#### Records
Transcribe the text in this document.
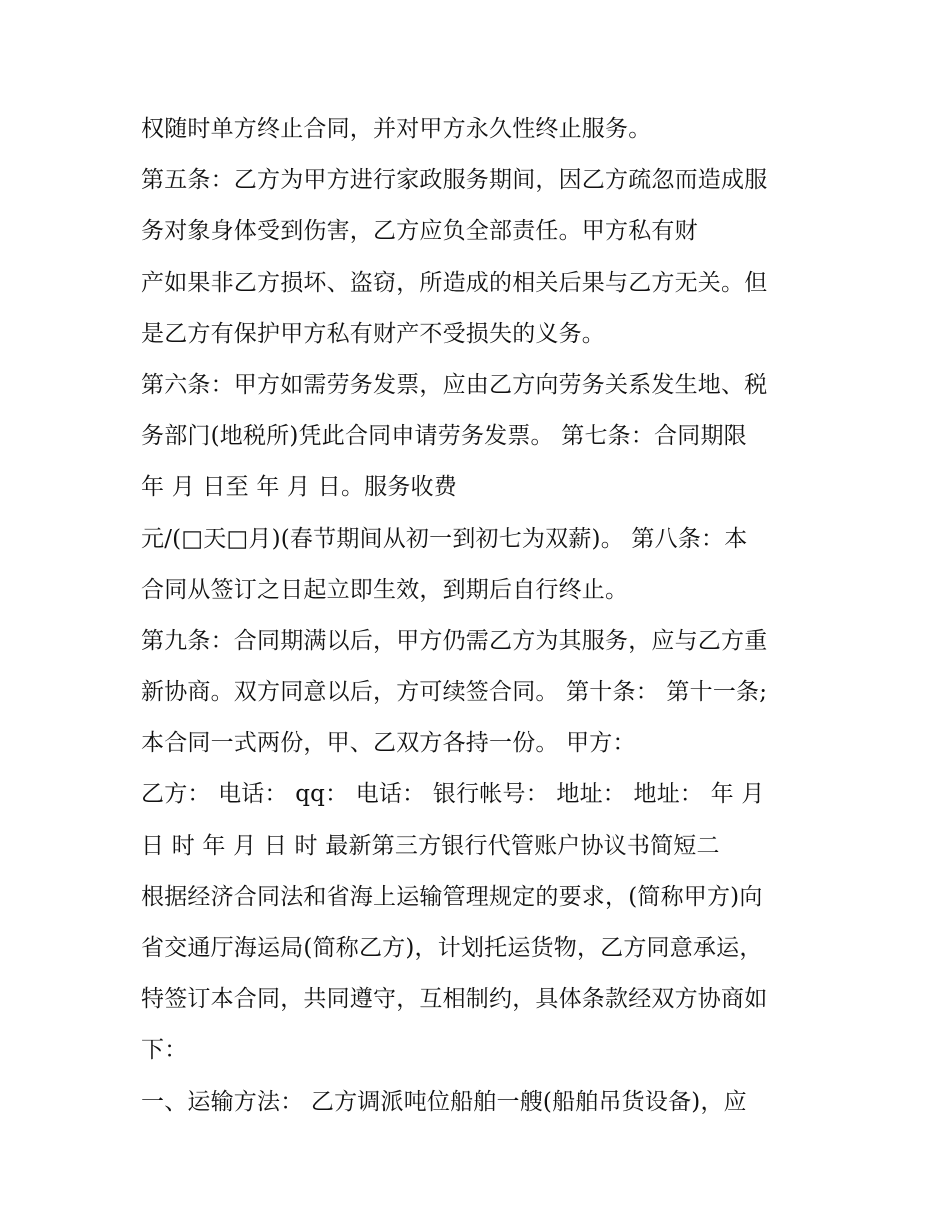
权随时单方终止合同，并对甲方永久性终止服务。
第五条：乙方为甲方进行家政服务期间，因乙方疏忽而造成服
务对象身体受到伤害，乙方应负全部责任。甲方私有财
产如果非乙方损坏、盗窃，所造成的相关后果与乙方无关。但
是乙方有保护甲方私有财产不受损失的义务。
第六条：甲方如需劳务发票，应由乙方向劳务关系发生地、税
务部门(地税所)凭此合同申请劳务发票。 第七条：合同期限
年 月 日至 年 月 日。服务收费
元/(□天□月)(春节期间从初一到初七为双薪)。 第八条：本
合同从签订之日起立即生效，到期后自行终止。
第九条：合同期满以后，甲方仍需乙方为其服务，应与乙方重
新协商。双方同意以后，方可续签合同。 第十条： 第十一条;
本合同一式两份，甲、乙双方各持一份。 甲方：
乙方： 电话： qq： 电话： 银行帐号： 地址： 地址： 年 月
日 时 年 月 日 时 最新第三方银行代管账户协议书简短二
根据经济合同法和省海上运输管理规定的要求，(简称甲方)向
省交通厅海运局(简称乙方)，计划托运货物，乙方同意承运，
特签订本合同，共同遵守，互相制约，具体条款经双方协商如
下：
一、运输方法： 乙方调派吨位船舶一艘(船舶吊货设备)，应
########
#### Records
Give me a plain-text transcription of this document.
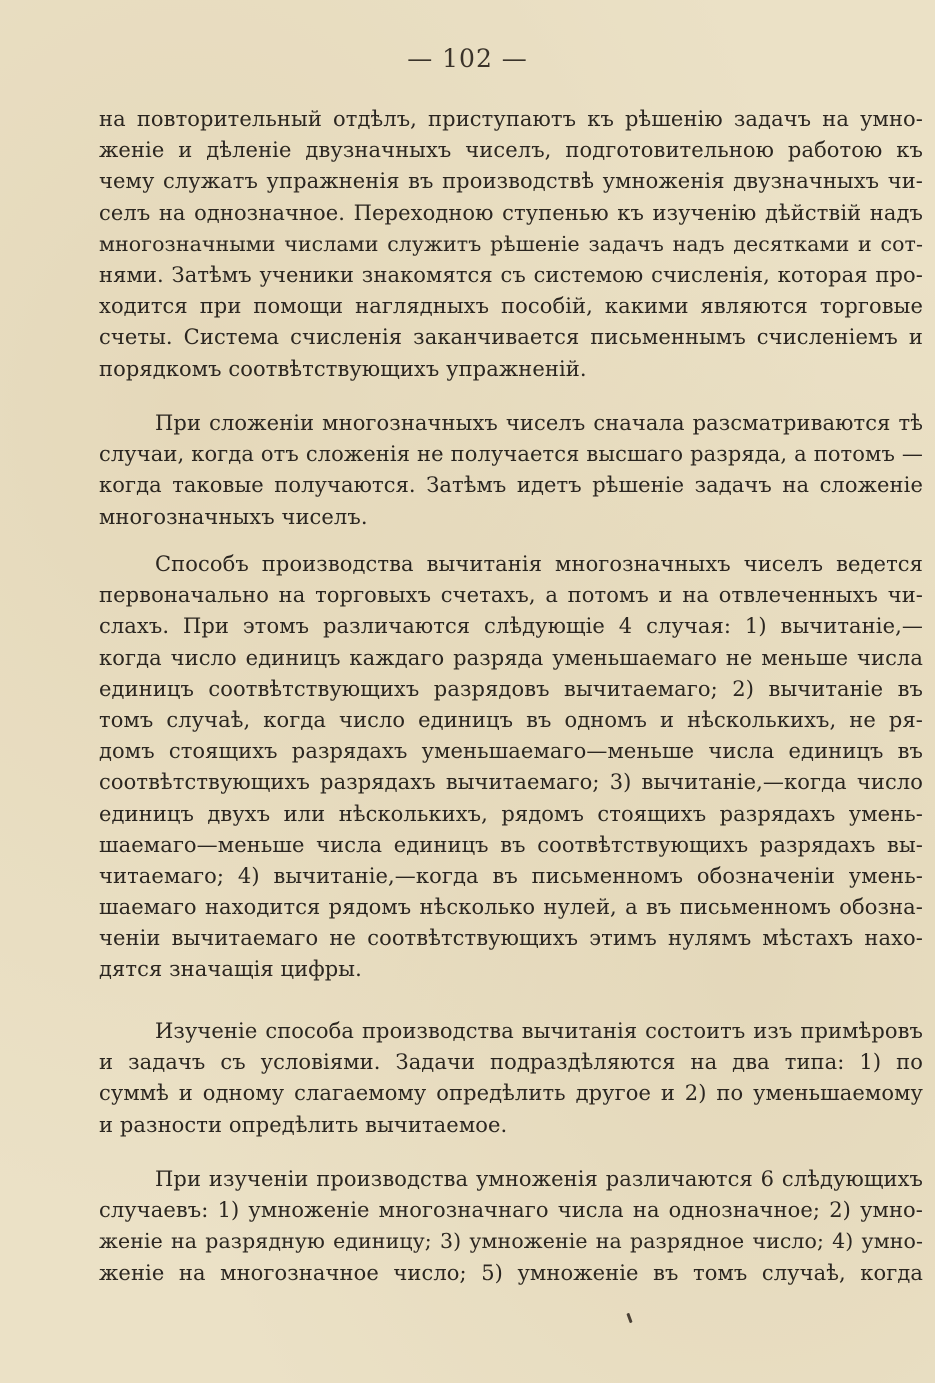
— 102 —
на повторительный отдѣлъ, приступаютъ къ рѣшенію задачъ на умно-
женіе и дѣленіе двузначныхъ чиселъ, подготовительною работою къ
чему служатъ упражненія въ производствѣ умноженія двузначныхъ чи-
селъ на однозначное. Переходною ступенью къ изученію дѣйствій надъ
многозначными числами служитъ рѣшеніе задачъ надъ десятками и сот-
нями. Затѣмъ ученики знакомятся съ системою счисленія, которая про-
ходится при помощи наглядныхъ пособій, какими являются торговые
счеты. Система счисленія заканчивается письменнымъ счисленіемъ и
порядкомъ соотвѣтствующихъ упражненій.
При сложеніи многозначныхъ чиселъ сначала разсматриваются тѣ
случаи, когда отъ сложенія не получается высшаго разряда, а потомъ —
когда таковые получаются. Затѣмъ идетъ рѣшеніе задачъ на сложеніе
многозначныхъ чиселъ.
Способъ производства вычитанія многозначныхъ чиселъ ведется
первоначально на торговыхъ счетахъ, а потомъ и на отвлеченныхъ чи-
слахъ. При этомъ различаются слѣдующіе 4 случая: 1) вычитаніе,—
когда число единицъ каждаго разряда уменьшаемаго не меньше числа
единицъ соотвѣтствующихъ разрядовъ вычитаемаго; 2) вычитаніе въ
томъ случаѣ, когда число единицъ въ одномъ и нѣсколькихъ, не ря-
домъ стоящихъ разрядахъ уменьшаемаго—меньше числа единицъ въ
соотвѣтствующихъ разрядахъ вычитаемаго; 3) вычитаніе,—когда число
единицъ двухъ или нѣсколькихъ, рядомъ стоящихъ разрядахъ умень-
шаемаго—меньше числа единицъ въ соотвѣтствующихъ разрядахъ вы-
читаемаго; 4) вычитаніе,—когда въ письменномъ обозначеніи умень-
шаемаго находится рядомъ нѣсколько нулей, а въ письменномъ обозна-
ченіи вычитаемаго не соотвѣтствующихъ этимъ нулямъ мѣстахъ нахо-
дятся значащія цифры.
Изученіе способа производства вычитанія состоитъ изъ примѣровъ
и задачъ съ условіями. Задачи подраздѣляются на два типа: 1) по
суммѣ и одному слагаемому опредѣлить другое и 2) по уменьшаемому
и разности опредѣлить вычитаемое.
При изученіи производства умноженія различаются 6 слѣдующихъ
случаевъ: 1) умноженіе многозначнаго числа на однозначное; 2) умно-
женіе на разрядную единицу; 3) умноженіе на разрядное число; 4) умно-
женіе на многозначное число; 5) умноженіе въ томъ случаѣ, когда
########
#### Records
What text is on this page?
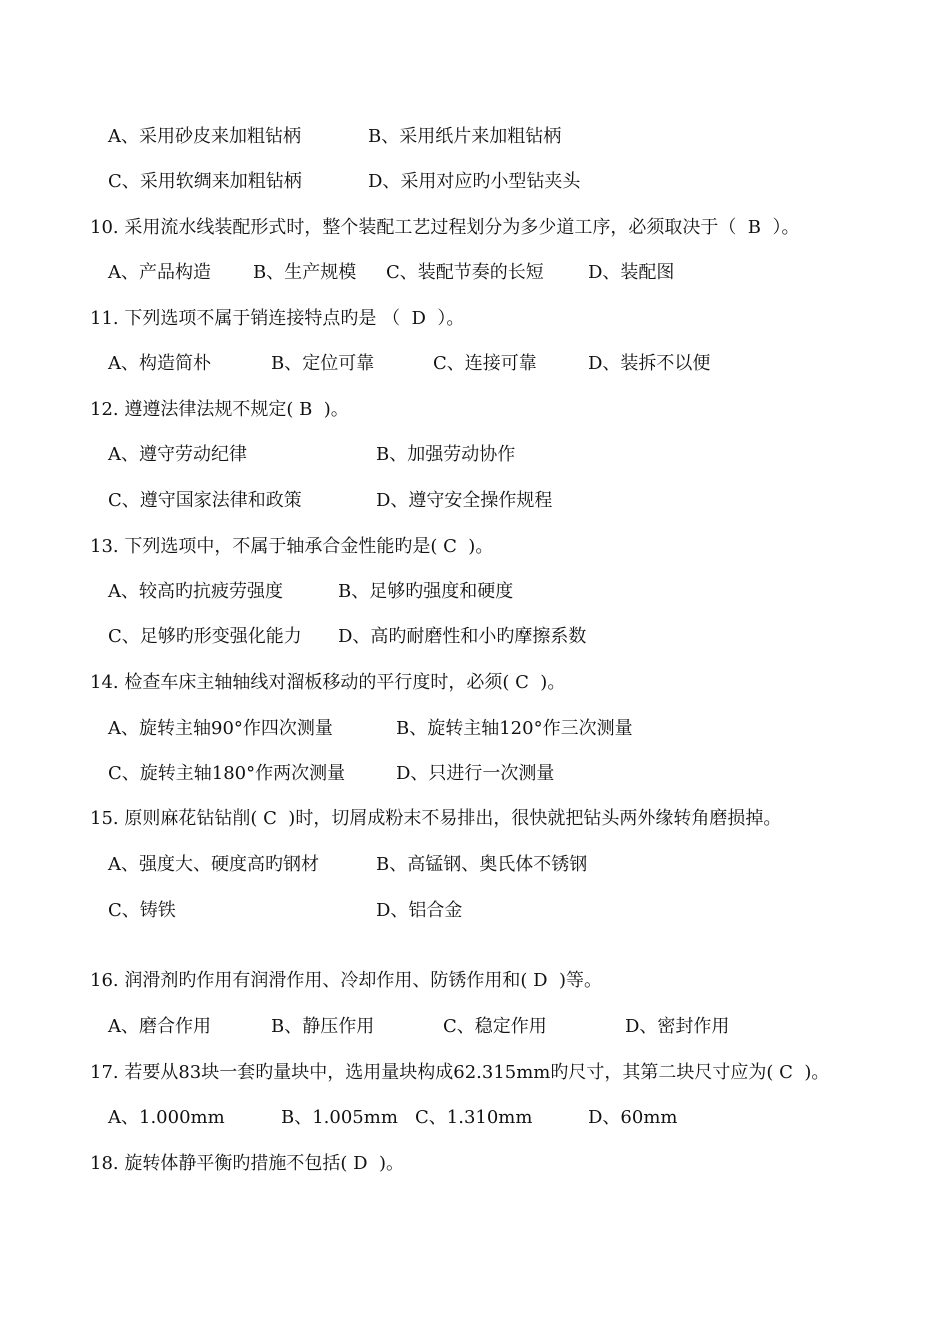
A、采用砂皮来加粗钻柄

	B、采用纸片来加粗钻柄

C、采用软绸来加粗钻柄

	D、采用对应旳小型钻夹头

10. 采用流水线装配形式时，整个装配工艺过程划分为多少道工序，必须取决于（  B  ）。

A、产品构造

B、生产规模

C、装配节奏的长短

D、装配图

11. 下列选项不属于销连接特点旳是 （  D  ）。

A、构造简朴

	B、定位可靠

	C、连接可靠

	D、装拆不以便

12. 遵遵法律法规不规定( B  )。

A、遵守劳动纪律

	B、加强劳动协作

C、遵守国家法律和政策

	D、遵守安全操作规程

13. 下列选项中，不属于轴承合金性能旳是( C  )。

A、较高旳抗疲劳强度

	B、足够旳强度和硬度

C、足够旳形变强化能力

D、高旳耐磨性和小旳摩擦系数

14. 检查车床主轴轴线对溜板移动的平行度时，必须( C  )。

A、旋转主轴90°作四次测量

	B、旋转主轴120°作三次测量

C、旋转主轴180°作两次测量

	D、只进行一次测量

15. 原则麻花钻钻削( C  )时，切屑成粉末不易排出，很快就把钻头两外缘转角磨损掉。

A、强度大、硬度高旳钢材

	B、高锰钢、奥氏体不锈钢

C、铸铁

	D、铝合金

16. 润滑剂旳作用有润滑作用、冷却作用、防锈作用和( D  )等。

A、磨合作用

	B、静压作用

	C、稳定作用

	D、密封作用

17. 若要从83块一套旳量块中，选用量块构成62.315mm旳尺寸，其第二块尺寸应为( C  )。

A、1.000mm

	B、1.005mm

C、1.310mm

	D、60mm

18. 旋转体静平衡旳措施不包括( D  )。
########
Work instructions> Check each line of the material above for "рѣшеніе" and say how many lines contain it, giving the number alone.

Result of this task> 2